>> begin

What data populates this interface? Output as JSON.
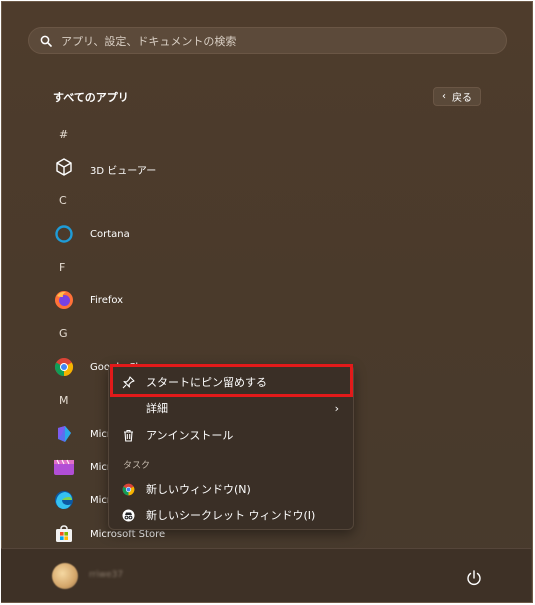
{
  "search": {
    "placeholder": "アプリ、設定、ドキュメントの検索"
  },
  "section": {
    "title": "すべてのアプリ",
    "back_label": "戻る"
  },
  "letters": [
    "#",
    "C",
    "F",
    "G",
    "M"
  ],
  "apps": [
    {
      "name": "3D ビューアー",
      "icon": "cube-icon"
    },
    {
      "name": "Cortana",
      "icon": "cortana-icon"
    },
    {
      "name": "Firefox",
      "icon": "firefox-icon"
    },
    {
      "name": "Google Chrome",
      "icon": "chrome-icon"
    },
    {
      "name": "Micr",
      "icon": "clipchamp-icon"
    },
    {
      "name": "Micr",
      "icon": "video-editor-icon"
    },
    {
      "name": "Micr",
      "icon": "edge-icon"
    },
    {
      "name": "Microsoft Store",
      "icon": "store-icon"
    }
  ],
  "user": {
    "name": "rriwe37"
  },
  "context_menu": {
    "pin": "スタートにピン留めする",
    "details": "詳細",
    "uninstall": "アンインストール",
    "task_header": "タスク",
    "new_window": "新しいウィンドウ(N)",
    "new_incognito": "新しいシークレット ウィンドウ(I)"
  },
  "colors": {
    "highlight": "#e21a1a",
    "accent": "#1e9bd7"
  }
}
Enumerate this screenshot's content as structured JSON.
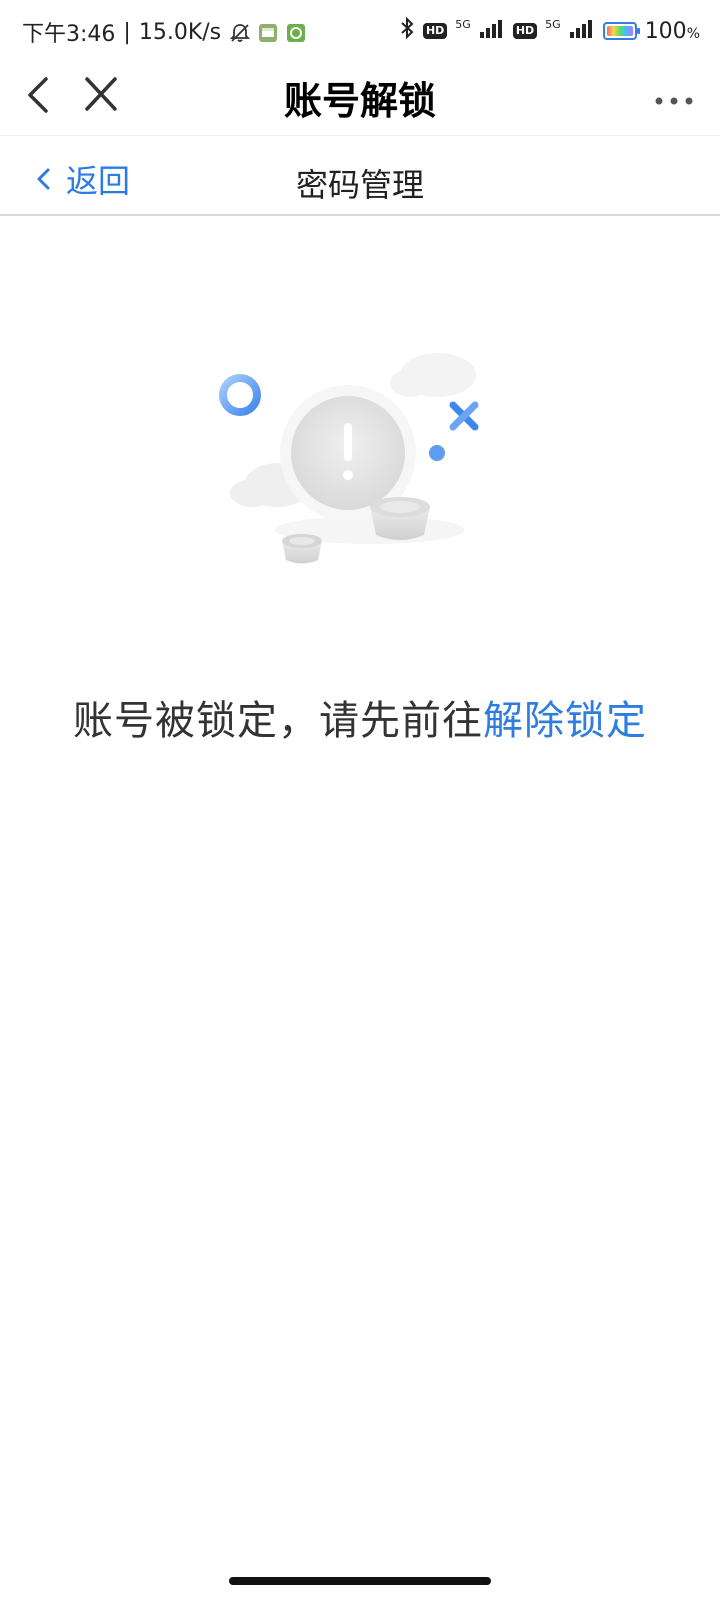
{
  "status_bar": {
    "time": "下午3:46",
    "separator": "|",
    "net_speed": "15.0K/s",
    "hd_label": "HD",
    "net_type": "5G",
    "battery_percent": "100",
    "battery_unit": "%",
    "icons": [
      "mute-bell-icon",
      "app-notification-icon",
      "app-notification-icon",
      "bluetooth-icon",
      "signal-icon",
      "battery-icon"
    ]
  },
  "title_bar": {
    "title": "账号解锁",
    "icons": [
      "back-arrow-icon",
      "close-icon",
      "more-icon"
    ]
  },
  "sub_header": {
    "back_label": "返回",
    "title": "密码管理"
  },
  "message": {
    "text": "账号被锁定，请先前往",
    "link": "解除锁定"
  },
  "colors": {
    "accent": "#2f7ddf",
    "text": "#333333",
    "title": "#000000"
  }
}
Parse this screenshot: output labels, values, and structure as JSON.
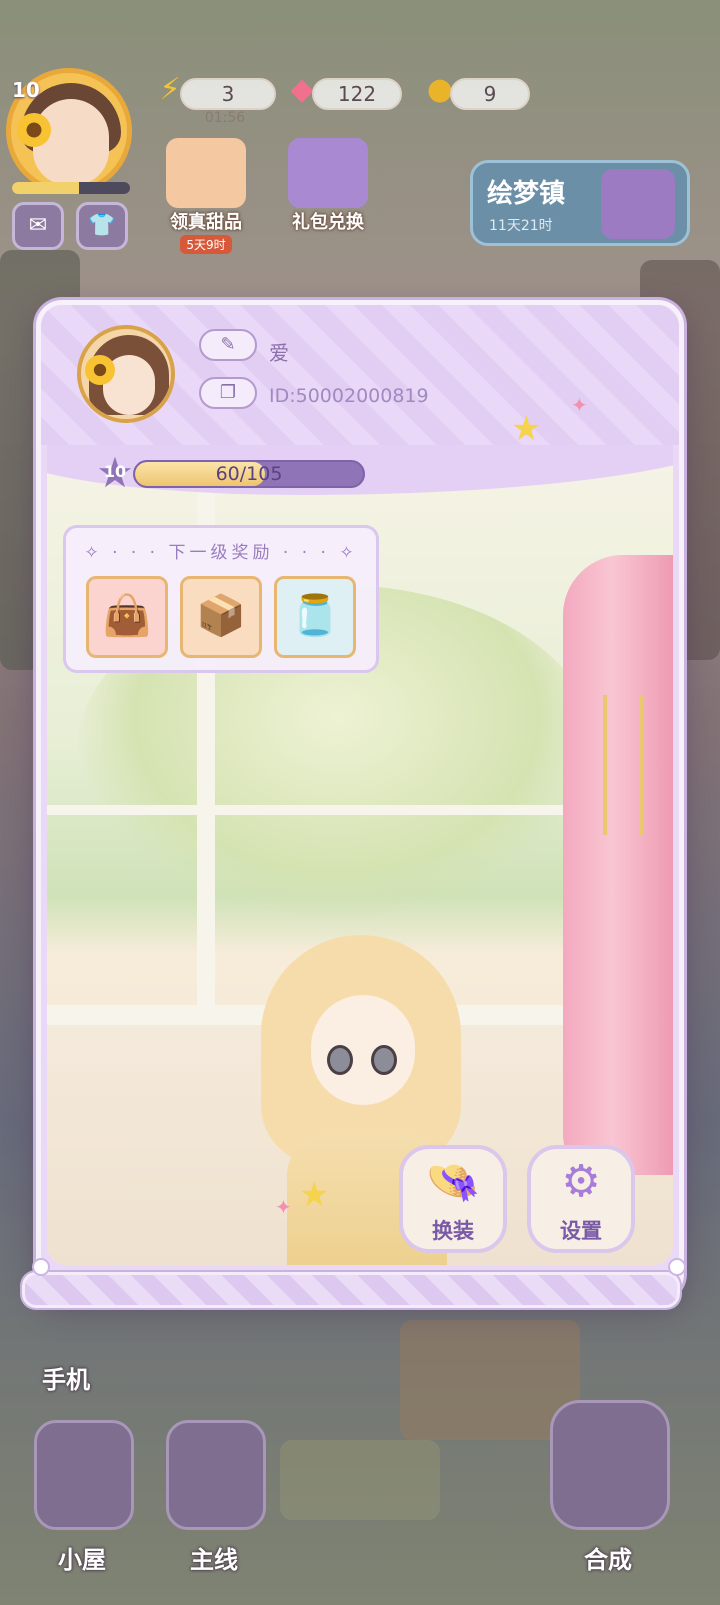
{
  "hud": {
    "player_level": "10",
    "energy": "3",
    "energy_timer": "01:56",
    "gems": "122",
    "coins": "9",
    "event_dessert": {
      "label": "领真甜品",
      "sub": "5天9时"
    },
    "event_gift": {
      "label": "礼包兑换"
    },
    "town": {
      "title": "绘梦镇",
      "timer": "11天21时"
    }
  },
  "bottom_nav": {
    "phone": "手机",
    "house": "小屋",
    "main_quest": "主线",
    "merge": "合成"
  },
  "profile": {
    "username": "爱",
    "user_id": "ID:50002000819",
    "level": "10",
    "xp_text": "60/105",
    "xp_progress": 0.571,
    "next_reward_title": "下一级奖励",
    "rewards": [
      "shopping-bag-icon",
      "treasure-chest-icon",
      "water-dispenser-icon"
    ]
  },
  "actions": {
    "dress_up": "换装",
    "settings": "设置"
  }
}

>> end

§ Required task: Gather each line holding the string "this".

§ Exercise result:
What data populates this interface? Output as JSON.
Enumerate this screenshot's content as structured JSON.
Parse this screenshot: output labels, values, and structure as JSON.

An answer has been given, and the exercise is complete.